▶ **Exercise goal**:
Identify and pull out each line of the entries in which "public" occurs.

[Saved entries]
----------
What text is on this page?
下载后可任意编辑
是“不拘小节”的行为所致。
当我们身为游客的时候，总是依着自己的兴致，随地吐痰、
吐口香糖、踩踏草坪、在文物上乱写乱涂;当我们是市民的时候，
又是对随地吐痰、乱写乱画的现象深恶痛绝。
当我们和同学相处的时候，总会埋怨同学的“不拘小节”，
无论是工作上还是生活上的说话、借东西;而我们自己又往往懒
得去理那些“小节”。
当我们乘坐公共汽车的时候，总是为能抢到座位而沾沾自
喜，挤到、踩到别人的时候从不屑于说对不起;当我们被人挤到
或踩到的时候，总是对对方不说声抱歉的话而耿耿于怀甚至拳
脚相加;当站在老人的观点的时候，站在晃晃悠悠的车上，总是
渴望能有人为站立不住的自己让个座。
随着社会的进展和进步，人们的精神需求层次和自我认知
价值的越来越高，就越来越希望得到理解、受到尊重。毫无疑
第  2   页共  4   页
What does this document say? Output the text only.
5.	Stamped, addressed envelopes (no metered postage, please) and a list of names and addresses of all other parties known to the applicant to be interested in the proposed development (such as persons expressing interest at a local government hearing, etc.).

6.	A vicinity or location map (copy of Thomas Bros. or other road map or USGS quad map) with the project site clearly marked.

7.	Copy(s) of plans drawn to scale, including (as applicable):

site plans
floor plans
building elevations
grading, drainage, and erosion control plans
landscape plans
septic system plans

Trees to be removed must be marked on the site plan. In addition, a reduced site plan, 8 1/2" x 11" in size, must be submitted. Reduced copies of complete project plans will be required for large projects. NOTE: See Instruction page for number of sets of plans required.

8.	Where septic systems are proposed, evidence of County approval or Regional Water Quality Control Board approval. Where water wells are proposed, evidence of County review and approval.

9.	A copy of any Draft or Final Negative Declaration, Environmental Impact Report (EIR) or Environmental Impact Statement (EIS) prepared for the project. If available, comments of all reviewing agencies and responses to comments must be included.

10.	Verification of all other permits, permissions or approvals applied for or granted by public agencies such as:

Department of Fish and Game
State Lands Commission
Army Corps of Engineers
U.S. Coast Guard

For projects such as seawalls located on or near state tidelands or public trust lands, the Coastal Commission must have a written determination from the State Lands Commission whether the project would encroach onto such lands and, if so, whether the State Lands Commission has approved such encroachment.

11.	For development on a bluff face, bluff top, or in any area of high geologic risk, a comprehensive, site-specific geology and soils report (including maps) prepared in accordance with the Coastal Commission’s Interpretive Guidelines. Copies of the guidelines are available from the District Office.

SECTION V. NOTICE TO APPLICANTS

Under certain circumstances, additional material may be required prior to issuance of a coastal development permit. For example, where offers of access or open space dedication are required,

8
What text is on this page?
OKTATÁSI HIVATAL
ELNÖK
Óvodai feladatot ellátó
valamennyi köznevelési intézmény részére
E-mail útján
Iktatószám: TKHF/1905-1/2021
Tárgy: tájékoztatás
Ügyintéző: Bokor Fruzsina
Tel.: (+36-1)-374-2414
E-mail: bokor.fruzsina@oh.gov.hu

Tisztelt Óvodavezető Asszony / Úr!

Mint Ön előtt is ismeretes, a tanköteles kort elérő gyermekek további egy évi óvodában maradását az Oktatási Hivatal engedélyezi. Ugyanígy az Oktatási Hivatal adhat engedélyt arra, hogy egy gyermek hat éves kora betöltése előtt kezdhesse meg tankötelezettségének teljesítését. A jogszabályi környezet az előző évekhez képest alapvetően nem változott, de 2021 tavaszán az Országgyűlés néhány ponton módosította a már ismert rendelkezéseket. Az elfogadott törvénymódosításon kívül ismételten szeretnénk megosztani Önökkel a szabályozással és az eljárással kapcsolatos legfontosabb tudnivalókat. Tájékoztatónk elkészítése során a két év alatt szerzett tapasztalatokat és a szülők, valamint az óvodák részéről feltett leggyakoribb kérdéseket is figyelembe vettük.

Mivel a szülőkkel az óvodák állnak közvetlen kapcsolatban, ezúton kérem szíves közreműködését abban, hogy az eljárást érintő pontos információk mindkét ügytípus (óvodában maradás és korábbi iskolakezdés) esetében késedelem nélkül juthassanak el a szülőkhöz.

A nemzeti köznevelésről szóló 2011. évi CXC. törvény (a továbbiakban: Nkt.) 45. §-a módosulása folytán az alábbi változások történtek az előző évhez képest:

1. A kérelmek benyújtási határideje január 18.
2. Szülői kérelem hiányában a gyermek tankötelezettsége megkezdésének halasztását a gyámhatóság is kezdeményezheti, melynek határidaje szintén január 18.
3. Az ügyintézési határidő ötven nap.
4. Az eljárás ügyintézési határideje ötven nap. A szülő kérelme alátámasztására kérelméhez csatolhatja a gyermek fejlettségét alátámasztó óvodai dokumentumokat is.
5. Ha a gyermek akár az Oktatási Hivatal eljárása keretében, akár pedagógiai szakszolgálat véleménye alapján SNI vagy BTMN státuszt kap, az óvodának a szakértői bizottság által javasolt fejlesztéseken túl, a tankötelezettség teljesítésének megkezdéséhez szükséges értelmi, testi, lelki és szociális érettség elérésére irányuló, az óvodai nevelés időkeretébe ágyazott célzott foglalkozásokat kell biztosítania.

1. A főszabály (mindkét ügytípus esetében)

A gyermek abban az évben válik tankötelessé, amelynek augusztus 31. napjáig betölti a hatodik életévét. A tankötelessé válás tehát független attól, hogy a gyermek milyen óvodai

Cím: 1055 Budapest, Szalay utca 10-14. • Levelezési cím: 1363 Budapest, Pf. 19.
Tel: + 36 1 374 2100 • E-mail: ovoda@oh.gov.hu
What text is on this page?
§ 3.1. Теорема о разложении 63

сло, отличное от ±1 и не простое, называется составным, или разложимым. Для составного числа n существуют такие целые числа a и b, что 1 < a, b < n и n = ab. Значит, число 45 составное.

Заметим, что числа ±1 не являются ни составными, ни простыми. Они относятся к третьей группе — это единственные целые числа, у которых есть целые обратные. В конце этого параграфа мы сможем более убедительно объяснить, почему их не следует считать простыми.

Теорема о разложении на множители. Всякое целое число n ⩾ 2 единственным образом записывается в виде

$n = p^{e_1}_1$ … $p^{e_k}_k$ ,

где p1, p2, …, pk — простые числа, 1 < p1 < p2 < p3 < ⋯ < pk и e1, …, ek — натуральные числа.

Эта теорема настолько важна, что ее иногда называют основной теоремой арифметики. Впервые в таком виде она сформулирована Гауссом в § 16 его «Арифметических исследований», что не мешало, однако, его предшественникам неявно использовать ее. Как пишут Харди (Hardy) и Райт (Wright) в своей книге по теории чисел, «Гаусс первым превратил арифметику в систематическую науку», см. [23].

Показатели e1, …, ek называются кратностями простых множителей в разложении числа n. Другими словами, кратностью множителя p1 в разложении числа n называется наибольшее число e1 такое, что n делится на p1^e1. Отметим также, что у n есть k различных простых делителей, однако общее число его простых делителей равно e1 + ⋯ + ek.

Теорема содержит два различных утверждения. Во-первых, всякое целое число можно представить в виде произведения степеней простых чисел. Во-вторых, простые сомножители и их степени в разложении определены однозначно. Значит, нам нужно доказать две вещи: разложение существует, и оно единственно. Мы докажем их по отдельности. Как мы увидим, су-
----------
▶ **Result**:
10.	Verification of all other permits, permissions or approvals applied for or granted by public agencies such as:
For projects such as seawalls located on or near state tidelands or public trust lands, the Coastal Commission must have a written determination from the State Lands Commission whether the project would encroach onto such lands and, if so, whether the State Lands Commission has approved such encroachment.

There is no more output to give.